GIVEN EXERCISE
Where a line holds the string "your", return that line.

══ INPUT DATA ══

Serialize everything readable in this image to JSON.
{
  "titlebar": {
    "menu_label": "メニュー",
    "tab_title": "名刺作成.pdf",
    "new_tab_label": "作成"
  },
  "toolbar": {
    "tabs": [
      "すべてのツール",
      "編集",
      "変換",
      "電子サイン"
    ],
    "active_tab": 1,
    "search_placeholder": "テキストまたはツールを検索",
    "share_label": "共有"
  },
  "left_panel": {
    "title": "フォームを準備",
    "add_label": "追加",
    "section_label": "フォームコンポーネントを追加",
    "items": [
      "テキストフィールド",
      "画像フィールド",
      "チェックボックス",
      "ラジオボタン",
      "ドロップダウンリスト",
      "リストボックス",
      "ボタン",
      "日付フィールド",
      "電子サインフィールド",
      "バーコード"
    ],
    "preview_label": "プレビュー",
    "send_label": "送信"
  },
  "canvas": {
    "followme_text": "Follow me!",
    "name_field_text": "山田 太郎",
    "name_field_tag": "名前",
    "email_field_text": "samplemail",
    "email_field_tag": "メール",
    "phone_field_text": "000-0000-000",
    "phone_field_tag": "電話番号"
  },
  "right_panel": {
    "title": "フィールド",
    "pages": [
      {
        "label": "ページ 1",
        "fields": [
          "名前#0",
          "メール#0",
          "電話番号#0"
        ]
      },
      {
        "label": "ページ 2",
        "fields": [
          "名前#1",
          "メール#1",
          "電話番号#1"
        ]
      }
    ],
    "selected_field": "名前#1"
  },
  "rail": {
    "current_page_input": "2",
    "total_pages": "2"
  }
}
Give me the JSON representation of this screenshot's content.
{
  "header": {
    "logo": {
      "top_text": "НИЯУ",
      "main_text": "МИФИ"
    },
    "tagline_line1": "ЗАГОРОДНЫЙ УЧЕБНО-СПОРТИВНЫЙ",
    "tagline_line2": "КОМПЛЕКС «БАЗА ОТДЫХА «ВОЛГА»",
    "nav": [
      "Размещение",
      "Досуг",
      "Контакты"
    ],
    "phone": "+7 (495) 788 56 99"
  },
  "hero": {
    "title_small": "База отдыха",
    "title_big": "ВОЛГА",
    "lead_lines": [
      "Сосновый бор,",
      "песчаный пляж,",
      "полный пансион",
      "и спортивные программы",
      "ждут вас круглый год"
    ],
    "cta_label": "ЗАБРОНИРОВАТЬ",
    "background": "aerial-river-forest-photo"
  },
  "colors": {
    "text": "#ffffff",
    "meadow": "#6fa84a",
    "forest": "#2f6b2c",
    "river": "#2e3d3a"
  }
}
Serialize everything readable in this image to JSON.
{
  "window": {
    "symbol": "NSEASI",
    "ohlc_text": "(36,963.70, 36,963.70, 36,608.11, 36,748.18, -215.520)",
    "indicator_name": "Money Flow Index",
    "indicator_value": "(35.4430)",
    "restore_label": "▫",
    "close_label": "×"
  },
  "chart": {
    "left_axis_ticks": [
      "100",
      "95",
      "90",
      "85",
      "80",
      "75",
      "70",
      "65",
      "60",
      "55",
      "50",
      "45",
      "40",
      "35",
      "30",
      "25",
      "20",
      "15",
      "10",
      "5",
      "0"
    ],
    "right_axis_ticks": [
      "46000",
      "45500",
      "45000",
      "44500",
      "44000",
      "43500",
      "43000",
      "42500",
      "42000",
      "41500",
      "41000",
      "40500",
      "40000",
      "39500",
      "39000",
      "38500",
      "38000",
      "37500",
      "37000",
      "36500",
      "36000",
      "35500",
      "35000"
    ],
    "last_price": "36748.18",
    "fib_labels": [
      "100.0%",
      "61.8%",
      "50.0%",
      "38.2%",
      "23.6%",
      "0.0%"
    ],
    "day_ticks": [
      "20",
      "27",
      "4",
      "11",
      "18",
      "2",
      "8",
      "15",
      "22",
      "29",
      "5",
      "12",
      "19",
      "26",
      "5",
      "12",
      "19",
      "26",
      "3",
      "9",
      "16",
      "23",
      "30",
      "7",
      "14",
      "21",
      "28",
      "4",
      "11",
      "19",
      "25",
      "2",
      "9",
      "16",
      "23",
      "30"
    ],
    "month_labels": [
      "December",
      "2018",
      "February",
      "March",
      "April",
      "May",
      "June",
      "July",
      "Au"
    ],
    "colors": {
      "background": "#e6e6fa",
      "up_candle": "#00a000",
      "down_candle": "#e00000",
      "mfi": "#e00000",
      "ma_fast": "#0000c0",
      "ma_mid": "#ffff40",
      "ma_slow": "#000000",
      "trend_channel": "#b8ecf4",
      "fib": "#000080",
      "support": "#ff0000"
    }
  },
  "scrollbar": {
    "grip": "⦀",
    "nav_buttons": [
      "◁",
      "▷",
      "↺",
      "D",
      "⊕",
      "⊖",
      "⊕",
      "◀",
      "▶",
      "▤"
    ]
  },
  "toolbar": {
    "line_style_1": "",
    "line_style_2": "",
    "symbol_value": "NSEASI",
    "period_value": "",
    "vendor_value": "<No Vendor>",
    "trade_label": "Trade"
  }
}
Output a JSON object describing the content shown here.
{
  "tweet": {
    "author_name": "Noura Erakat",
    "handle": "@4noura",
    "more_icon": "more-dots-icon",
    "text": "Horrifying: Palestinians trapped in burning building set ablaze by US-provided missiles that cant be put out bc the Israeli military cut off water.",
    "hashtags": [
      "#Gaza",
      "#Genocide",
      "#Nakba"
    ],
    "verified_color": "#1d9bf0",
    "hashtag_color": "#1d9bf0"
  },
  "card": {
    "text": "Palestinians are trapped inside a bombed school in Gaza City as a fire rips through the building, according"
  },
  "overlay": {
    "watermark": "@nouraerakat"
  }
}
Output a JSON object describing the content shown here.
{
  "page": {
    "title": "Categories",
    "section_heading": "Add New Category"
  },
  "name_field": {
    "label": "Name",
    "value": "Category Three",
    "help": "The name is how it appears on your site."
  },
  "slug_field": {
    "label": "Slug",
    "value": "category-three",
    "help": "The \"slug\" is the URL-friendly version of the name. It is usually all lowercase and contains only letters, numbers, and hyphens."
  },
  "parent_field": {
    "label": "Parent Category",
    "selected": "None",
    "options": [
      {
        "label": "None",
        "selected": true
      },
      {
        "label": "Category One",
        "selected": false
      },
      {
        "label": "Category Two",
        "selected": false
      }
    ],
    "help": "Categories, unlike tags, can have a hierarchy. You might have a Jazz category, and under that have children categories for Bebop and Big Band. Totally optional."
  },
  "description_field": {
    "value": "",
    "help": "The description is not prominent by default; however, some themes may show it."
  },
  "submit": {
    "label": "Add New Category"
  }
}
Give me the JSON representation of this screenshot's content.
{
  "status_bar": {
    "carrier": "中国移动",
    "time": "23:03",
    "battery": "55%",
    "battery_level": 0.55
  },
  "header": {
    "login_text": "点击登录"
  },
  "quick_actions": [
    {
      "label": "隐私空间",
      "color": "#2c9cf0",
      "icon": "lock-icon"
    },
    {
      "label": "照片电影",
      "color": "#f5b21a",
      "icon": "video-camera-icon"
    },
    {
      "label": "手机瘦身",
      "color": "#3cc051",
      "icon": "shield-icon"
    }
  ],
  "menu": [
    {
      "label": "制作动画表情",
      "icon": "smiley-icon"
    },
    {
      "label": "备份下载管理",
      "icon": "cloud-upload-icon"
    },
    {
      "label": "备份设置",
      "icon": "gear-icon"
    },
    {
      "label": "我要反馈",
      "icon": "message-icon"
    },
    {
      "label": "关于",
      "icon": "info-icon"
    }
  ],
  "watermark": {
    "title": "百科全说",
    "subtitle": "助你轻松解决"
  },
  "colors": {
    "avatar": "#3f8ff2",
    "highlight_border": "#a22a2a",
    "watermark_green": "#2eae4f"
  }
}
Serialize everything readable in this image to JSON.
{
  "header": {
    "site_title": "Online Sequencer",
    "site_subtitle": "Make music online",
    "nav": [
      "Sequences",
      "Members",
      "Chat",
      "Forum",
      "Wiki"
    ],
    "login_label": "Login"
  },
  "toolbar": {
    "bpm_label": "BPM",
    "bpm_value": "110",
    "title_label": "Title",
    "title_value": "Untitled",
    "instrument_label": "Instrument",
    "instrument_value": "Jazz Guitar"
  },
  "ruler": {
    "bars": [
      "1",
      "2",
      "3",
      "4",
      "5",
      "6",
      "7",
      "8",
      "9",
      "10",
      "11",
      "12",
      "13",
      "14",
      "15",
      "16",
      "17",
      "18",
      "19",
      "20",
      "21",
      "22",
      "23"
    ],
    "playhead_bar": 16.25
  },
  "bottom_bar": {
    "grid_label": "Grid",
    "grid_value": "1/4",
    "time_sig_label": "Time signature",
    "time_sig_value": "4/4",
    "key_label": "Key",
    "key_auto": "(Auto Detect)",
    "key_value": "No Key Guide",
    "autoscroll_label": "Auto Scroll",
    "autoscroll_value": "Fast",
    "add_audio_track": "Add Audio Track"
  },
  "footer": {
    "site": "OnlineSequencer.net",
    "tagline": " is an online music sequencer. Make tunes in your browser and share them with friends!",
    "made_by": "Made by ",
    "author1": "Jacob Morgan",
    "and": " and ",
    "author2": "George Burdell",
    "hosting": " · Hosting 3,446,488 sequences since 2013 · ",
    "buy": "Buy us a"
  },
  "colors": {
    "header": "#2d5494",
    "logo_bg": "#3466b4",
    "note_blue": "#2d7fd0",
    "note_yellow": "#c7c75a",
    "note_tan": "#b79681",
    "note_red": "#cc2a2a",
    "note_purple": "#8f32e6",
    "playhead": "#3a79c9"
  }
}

═══

FINISHED EXERCISE
    "help": "The name is how it appears on your site."
    "tagline": " is an online music sequencer. Make tunes in your browser and share them with friends!",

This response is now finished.